→ **REQUIRED WORK**
Output the lines of the data from the line containing "bottom-marker-point [434, 531, 444, 540]" up to and including the line containing "bottom-marker-point [261, 532, 271, 540]" as a JSON list of strings, one string per line.

____ ENTRIES

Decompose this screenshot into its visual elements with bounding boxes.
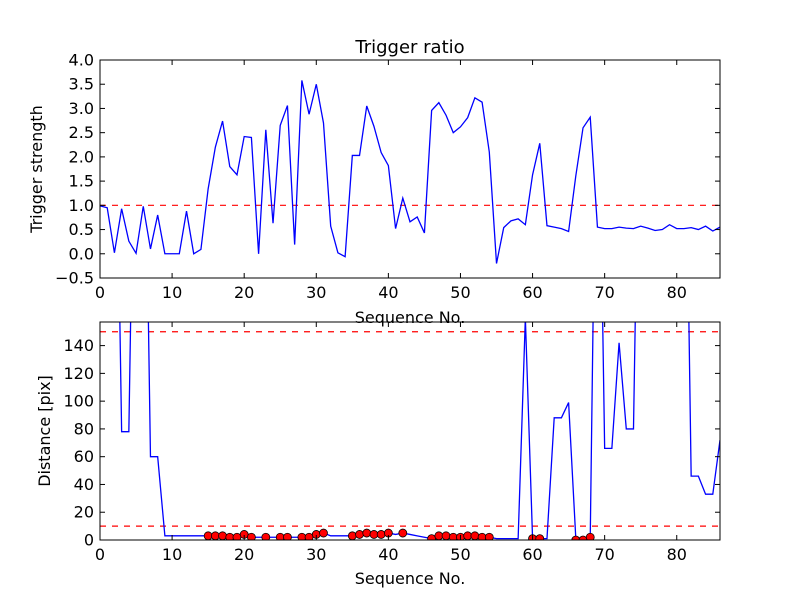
bottom-marker-point [434, 531, 444, 540]
bottom-marker-point [571, 535, 581, 540]
top-x-tick-label: 60 [522, 283, 542, 302]
top-y-tick-label: 4.0 [69, 51, 94, 70]
top-x-tick-label: 80 [667, 283, 687, 302]
bottom-marker-point [347, 531, 357, 540]
bottom-chart-xlabel: Sequence No. [355, 569, 466, 588]
top-x-tick-label: 40 [378, 283, 398, 302]
bottom-y-tick-label: 60 [74, 447, 94, 466]
bottom-marker-point [246, 532, 256, 540]
bottom-marker-point [261, 532, 271, 540]
bottom-x-tick-label: 10 [162, 545, 182, 564]
bottom-y-tick-label: 80 [74, 419, 94, 438]
bottom-series-line-0 [119, 322, 720, 540]
bottom-marker-point [484, 532, 494, 540]
top-x-tick-label: 70 [594, 283, 614, 302]
bottom-marker-point [369, 530, 379, 539]
top-series-line-0 [100, 80, 720, 264]
top-y-tick-label: 2.5 [69, 123, 94, 142]
bottom-marker-point [535, 534, 545, 540]
top-y-tick-label: 0.0 [69, 244, 94, 263]
top-y-tick-label: 0.5 [69, 220, 94, 239]
top-plot-area [100, 80, 720, 264]
bottom-y-tick-label: 40 [74, 475, 94, 494]
bottom-x-tick-label: 40 [378, 545, 398, 564]
bottom-x-tick-label: 0 [95, 545, 105, 564]
top-x-tick-label: 20 [234, 283, 254, 302]
top-x-tick-label: 0 [95, 283, 105, 302]
bottom-x-tick-label: 60 [522, 545, 542, 564]
top-y-tick-label: 3.0 [69, 99, 94, 118]
bottom-marker-point [210, 531, 220, 540]
bottom-marker-point [441, 531, 451, 540]
top-y-tick-label: −0.5 [55, 269, 94, 288]
bottom-y-tick-label: 140 [63, 336, 94, 355]
bottom-marker-point [463, 531, 473, 540]
bottom-marker-point [398, 528, 408, 538]
bottom-chart-ylabel: Distance [pix] [35, 375, 54, 487]
top-chart-ylabel: Trigger strength [27, 105, 46, 234]
bottom-marker-point [283, 532, 292, 540]
bottom-axes-frame [99, 321, 721, 541]
bottom-marker-point [470, 531, 480, 540]
bottom-x-tick-label: 70 [594, 545, 614, 564]
bottom-marker-point [376, 530, 386, 539]
top-x-tick-label: 30 [306, 283, 326, 302]
bottom-y-tick-label: 0 [84, 531, 94, 550]
top-x-tick-label: 50 [450, 283, 470, 302]
bottom-marker-point [203, 531, 213, 540]
bottom-marker-point [362, 528, 372, 538]
top-y-tick-label: 2.0 [69, 147, 94, 166]
top-x-tick-label: 10 [162, 283, 182, 302]
top-axes-frame [99, 59, 721, 279]
bottom-x-tick-label: 80 [667, 545, 687, 564]
bottom-y-tick-label: 120 [63, 364, 94, 383]
bottom-x-tick-label: 30 [306, 545, 326, 564]
top-y-tick-label: 1.0 [69, 196, 94, 215]
bottom-x-tick-label: 20 [234, 545, 254, 564]
bottom-marker-point [427, 534, 437, 540]
bottom-marker-point [319, 528, 328, 538]
bottom-marker-point [578, 535, 588, 540]
bottom-x-tick-label: 50 [450, 545, 470, 564]
top-y-tick-label: 1.5 [69, 172, 94, 191]
bottom-plot-area [100, 322, 720, 540]
top-y-tick-label: 3.5 [69, 75, 94, 94]
top-chart-xlabel: Sequence No. [355, 308, 466, 327]
bottom-y-tick-label: 100 [63, 392, 94, 411]
bottom-marker-point [585, 532, 595, 540]
top-chart-title: Trigger ratio [354, 37, 464, 58]
bottom-y-tick-label: 20 [74, 503, 94, 522]
bottom-marker-point [218, 531, 227, 540]
bottom-marker-point [355, 530, 364, 539]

________

→ **TASK SOLUTION**
[
  "bottom-marker-point [434, 531, 444, 540]",
  "bottom-marker-point [571, 535, 581, 540]",
  "top-x-tick-label: 60 [522, 283, 542, 302]",
  "top-y-tick-label: 4.0 [69, 51, 94, 70]",
  "top-x-tick-label: 80 [667, 283, 687, 302]",
  "bottom-marker-point [347, 531, 357, 540]",
  "bottom-chart-xlabel: Sequence No. [355, 569, 466, 588]",
  "top-x-tick-label: 40 [378, 283, 398, 302]",
  "bottom-y-tick-label: 60 [74, 447, 94, 466]",
  "bottom-marker-point [246, 532, 256, 540]",
  "bottom-marker-point [261, 532, 271, 540]"
]